**Exercise description**
Exactly reproduce the lines from the line containing "Convert this chart" to the end of the data below, inclusive, and nothing else.

Records from a dataset:

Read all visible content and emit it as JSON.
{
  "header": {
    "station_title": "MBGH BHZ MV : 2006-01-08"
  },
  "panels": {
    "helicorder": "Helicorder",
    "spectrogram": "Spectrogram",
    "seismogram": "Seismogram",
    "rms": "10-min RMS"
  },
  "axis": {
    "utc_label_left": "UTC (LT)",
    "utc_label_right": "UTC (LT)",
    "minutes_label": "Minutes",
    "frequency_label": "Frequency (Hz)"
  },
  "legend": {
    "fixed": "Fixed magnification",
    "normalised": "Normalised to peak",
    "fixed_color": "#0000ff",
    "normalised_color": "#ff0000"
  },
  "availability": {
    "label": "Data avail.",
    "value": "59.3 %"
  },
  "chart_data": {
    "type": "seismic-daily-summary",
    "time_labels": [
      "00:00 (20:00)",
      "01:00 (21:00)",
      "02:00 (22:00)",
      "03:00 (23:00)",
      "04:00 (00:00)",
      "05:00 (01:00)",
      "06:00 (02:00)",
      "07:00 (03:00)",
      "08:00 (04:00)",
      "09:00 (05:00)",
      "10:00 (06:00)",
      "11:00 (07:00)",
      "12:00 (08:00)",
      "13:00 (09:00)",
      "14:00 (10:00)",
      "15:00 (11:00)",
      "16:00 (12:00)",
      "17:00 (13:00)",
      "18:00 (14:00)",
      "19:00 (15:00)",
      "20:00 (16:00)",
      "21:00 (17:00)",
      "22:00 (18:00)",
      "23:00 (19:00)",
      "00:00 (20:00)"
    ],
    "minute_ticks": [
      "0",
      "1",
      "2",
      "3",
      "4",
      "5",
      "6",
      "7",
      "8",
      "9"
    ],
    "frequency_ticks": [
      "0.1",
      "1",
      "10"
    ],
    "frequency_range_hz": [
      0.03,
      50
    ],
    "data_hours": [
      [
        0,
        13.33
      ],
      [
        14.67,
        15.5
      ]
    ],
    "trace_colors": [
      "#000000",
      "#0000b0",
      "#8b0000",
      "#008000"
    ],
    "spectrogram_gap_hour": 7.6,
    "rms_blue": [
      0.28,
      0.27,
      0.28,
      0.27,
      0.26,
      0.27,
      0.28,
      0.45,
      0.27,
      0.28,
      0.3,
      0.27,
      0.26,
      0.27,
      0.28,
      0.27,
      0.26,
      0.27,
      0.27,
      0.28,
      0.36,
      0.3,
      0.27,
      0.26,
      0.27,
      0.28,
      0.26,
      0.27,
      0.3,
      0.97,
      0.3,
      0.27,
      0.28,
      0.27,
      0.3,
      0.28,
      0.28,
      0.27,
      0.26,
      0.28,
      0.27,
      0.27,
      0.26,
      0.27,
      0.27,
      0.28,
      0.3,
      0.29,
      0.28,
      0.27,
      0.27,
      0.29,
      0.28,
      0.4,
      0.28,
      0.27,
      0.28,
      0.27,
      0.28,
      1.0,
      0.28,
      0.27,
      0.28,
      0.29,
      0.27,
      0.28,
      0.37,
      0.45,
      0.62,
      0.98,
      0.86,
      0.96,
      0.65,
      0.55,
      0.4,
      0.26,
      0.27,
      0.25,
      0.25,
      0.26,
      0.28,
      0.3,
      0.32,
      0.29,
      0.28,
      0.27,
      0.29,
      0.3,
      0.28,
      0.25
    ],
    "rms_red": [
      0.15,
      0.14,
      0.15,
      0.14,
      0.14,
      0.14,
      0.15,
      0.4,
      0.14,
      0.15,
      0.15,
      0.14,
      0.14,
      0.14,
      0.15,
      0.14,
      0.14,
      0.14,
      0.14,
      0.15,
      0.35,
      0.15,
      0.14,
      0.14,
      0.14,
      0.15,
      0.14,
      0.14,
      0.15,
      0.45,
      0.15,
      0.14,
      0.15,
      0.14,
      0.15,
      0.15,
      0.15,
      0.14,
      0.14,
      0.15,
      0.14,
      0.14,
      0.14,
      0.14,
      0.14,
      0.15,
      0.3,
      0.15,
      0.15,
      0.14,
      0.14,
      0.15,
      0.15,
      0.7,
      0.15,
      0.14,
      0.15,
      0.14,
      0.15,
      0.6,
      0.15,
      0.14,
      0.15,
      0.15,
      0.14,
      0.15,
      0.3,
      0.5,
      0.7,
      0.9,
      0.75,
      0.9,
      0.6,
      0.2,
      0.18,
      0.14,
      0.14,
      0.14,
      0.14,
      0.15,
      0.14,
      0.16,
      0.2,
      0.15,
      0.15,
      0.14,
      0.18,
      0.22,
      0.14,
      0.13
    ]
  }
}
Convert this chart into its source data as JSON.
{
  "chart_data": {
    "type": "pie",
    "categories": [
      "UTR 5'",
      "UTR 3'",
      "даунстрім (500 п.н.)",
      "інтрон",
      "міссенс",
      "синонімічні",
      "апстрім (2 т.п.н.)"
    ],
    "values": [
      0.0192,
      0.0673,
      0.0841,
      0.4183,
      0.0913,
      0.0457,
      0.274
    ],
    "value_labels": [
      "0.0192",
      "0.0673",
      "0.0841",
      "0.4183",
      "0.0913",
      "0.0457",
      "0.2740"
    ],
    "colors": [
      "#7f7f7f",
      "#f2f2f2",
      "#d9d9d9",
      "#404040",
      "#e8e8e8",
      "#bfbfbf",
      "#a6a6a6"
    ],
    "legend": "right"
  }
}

**The response**
Convert this chart into its source data as JSON.
{
  "chart_data": {
    "type": "pie",
    "categories": [
      "UTR 5'",
      "UTR 3'",
      "даунстрім (500 п.н.)",
      "інтрон",
      "міссенс",
      "синонімічні",
      "апстрім (2 т.п.н.)"
    ],
    "values": [
      0.0192,
      0.0673,
      0.0841,
      0.4183,
      0.0913,
      0.0457,
      0.274
    ],
    "value_labels": [
      "0.0192",
      "0.0673",
      "0.0841",
      "0.4183",
      "0.0913",
      "0.0457",
      "0.2740"
    ],
    "colors": [
      "#7f7f7f",
      "#f2f2f2",
      "#d9d9d9",
      "#404040",
      "#e8e8e8",
      "#bfbfbf",
      "#a6a6a6"
    ],
    "legend": "right"
  }
}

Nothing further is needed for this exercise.